#### Problem requirements
Copy the rows below verbatim, starting with the first row and ending after the row that contains "x-tick-label: 2021-02-10 [581, 449, 638, 506]".

Records of element boundaries:
________________________________________
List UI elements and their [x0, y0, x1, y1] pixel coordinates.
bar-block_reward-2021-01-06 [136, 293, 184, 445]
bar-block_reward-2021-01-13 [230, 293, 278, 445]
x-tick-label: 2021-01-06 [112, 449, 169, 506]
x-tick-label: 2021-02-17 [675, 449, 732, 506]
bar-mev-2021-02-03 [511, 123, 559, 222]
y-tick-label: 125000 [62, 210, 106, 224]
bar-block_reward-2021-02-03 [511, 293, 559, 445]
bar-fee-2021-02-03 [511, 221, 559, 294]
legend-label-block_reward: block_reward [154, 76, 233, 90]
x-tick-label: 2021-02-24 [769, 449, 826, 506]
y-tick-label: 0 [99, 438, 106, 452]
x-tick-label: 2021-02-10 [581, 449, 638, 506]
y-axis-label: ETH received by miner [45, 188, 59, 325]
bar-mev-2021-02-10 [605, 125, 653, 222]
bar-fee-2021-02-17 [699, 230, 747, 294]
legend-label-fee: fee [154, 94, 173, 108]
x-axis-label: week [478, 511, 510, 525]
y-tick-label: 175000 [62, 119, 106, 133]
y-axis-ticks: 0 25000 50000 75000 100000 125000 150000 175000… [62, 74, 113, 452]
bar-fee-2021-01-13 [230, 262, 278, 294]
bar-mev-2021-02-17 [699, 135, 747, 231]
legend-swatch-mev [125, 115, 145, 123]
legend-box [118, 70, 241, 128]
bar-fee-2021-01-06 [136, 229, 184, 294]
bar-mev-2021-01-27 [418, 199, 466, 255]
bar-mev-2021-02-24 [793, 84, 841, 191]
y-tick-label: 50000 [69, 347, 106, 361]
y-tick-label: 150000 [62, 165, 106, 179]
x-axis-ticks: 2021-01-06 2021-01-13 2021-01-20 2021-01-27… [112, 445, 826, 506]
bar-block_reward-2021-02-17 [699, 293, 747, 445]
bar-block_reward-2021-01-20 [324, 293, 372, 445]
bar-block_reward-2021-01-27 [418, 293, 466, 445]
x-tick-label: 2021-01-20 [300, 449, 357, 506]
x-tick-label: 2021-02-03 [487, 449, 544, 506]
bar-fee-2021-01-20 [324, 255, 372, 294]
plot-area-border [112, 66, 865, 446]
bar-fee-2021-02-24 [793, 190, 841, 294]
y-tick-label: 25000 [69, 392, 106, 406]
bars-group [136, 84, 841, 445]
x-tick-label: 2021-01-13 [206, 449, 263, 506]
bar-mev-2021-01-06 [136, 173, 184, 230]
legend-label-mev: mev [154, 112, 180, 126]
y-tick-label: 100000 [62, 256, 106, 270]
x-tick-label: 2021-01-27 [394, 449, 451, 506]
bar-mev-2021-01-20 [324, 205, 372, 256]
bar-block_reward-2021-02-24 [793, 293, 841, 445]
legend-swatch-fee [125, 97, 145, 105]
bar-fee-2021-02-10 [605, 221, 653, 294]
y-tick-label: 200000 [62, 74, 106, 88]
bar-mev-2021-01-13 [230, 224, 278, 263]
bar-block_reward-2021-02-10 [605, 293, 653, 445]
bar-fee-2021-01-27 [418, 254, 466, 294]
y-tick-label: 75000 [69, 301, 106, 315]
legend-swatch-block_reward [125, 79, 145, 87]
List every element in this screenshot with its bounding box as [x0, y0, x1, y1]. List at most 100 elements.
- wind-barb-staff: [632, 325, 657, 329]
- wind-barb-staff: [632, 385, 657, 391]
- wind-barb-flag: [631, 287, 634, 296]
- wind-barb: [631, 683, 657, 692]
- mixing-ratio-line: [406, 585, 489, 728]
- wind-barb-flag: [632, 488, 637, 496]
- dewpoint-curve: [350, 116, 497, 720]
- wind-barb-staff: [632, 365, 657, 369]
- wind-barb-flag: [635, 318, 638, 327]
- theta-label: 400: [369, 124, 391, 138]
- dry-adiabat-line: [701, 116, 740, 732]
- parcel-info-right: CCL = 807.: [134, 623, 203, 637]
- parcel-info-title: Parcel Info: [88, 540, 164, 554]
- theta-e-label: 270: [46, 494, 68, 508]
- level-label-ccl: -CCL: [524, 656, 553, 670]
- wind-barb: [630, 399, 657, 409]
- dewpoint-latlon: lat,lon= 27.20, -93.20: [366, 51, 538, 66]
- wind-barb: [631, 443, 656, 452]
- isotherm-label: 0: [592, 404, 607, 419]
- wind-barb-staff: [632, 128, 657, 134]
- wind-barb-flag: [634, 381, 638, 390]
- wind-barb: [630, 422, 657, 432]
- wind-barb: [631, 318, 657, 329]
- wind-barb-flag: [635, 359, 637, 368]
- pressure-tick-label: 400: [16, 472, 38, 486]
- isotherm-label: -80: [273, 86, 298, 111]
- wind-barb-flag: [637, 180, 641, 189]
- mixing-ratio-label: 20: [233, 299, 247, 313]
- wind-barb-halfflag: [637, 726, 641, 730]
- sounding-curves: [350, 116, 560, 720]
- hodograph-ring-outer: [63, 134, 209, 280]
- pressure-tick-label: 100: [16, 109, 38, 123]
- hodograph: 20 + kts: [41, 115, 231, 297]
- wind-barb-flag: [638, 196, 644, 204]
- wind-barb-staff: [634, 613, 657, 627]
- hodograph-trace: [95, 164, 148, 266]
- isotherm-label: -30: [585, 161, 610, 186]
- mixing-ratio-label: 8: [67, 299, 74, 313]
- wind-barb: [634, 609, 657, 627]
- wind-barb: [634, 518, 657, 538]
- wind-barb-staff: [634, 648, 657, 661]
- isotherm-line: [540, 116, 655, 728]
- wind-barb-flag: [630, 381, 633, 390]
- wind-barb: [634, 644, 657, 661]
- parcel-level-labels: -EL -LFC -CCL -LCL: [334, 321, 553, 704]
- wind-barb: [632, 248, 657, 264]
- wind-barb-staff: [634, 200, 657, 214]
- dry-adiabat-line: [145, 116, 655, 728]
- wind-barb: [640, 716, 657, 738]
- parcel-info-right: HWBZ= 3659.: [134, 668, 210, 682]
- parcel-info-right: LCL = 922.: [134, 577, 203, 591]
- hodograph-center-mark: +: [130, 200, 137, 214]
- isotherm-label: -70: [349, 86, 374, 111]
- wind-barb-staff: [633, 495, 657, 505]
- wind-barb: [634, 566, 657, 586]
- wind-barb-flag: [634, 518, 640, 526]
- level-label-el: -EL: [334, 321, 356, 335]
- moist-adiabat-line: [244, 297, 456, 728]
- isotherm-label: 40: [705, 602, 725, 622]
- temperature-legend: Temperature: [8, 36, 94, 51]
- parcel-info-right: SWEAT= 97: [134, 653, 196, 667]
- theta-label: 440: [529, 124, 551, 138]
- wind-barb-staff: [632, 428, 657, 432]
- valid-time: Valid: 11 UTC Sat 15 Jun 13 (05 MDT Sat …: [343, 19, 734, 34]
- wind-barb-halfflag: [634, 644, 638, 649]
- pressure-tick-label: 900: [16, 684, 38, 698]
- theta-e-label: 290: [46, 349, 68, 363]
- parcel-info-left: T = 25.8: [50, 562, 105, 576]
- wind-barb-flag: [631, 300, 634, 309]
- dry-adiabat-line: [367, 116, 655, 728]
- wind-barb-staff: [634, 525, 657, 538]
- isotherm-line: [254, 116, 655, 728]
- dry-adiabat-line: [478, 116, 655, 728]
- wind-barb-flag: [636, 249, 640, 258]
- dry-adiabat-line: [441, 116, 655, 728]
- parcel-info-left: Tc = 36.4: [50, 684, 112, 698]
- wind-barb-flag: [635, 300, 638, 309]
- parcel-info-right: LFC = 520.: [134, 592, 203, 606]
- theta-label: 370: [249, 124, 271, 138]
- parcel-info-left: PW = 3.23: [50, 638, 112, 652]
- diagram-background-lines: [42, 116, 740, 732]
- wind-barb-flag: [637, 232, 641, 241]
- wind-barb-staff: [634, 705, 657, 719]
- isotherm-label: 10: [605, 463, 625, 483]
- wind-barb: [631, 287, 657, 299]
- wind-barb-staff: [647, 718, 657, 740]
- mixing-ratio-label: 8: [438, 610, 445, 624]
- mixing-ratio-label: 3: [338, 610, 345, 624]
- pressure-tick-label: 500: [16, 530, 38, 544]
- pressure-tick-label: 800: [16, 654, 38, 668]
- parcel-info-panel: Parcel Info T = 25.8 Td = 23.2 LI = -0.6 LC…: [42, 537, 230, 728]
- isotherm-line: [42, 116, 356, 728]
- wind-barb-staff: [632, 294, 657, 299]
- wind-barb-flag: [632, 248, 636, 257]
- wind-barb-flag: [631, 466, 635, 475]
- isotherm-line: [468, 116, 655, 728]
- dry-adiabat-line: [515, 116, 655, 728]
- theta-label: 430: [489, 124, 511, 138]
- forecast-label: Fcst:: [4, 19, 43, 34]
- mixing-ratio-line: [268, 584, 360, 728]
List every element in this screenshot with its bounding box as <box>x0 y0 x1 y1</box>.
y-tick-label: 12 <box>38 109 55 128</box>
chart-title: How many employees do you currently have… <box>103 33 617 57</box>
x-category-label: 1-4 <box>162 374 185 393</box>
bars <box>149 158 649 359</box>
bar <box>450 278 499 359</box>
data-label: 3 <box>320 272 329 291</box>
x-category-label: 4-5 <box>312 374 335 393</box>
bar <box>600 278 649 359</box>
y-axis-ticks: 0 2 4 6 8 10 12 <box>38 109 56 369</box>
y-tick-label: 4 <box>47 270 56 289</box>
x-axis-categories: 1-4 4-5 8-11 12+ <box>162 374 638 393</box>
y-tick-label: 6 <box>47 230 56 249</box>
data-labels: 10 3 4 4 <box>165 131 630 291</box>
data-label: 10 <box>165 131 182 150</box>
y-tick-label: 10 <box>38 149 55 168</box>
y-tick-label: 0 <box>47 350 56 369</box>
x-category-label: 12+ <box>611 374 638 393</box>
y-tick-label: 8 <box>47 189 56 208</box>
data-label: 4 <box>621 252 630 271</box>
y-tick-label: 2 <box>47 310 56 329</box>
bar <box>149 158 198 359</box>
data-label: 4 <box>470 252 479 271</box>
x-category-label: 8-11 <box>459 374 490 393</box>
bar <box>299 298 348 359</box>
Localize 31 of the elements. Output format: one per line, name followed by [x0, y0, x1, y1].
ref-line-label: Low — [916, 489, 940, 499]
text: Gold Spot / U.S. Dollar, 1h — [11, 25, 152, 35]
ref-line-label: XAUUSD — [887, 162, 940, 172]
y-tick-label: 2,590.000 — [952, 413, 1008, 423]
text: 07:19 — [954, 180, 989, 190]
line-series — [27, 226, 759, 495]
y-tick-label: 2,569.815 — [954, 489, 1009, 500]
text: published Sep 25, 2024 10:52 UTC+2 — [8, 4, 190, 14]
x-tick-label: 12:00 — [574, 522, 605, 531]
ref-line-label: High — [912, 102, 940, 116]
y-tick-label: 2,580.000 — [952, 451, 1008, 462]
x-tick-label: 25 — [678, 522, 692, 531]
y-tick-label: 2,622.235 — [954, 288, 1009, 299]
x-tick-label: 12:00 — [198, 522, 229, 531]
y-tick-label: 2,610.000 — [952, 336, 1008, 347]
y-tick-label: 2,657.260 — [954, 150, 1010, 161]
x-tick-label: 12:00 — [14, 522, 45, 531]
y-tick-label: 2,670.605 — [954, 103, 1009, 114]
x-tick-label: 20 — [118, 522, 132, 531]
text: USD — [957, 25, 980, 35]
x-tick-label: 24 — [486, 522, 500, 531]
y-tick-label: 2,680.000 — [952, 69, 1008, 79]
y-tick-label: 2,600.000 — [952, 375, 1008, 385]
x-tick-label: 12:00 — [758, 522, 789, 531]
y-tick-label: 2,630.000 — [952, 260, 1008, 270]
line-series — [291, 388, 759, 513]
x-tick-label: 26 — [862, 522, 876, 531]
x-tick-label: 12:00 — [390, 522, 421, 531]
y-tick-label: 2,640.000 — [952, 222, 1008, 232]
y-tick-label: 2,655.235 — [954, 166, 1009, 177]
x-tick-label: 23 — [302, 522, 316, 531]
________________________________________
#### Solution
List UI elements and their [x0, y0, x1, y1] pixel coordinates.
bar-block_reward-2021-01-06 [136, 293, 184, 445]
bar-block_reward-2021-01-13 [230, 293, 278, 445]
x-tick-label: 2021-01-06 [112, 449, 169, 506]
x-tick-label: 2021-02-17 [675, 449, 732, 506]
bar-mev-2021-02-03 [511, 123, 559, 222]
y-tick-label: 125000 [62, 210, 106, 224]
bar-block_reward-2021-02-03 [511, 293, 559, 445]
bar-fee-2021-02-03 [511, 221, 559, 294]
legend-label-block_reward: block_reward [154, 76, 233, 90]
x-tick-label: 2021-02-24 [769, 449, 826, 506]
y-tick-label: 0 [99, 438, 106, 452]
x-tick-label: 2021-02-10 [581, 449, 638, 506]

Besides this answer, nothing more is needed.